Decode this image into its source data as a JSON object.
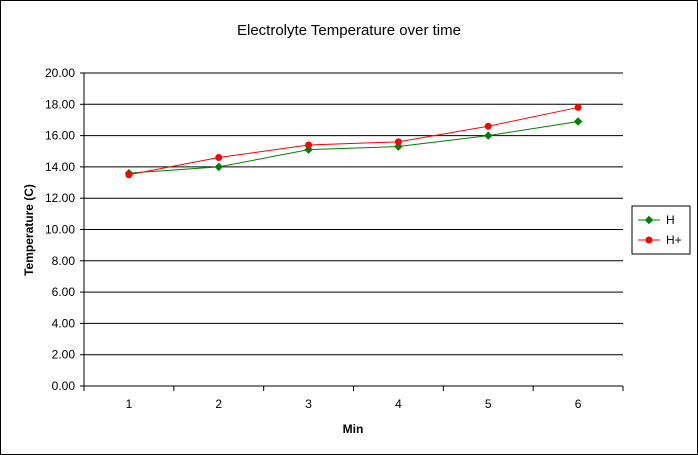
{
  "chart_data": {
    "type": "line",
    "title": "Electrolyte Temperature over time",
    "xlabel": "Min",
    "ylabel": "Temperature (C)",
    "categories": [
      "1",
      "2",
      "3",
      "4",
      "5",
      "6"
    ],
    "ylim": [
      0,
      20
    ],
    "ytick_step": 2,
    "ytick_labels": [
      "0.00",
      "2.00",
      "4.00",
      "6.00",
      "8.00",
      "10.00",
      "12.00",
      "14.00",
      "16.00",
      "18.00",
      "20.00"
    ],
    "grid": "horizontal",
    "legend_position": "right",
    "series": [
      {
        "name": "H",
        "color": "#008000",
        "marker": "diamond",
        "values": [
          13.6,
          14.0,
          15.1,
          15.3,
          16.0,
          16.9
        ]
      },
      {
        "name": "H+",
        "color": "#ff0000",
        "marker": "circle",
        "values": [
          13.5,
          14.6,
          15.4,
          15.6,
          16.6,
          17.8
        ]
      }
    ]
  }
}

■ Required work ■
Reproduce every line above as written, skipping pictures.

■ Solution to this exercise ■
Decode this image into its source data as a JSON object.
{
  "chart_data": {
    "type": "line",
    "title": "Electrolyte Temperature over time",
    "xlabel": "Min",
    "ylabel": "Temperature (C)",
    "categories": [
      "1",
      "2",
      "3",
      "4",
      "5",
      "6"
    ],
    "ylim": [
      0,
      20
    ],
    "ytick_step": 2,
    "ytick_labels": [
      "0.00",
      "2.00",
      "4.00",
      "6.00",
      "8.00",
      "10.00",
      "12.00",
      "14.00",
      "16.00",
      "18.00",
      "20.00"
    ],
    "grid": "horizontal",
    "legend_position": "right",
    "series": [
      {
        "name": "H",
        "color": "#008000",
        "marker": "diamond",
        "values": [
          13.6,
          14.0,
          15.1,
          15.3,
          16.0,
          16.9
        ]
      },
      {
        "name": "H+",
        "color": "#ff0000",
        "marker": "circle",
        "values": [
          13.5,
          14.6,
          15.4,
          15.6,
          16.6,
          17.8
        ]
      }
    ]
  }
}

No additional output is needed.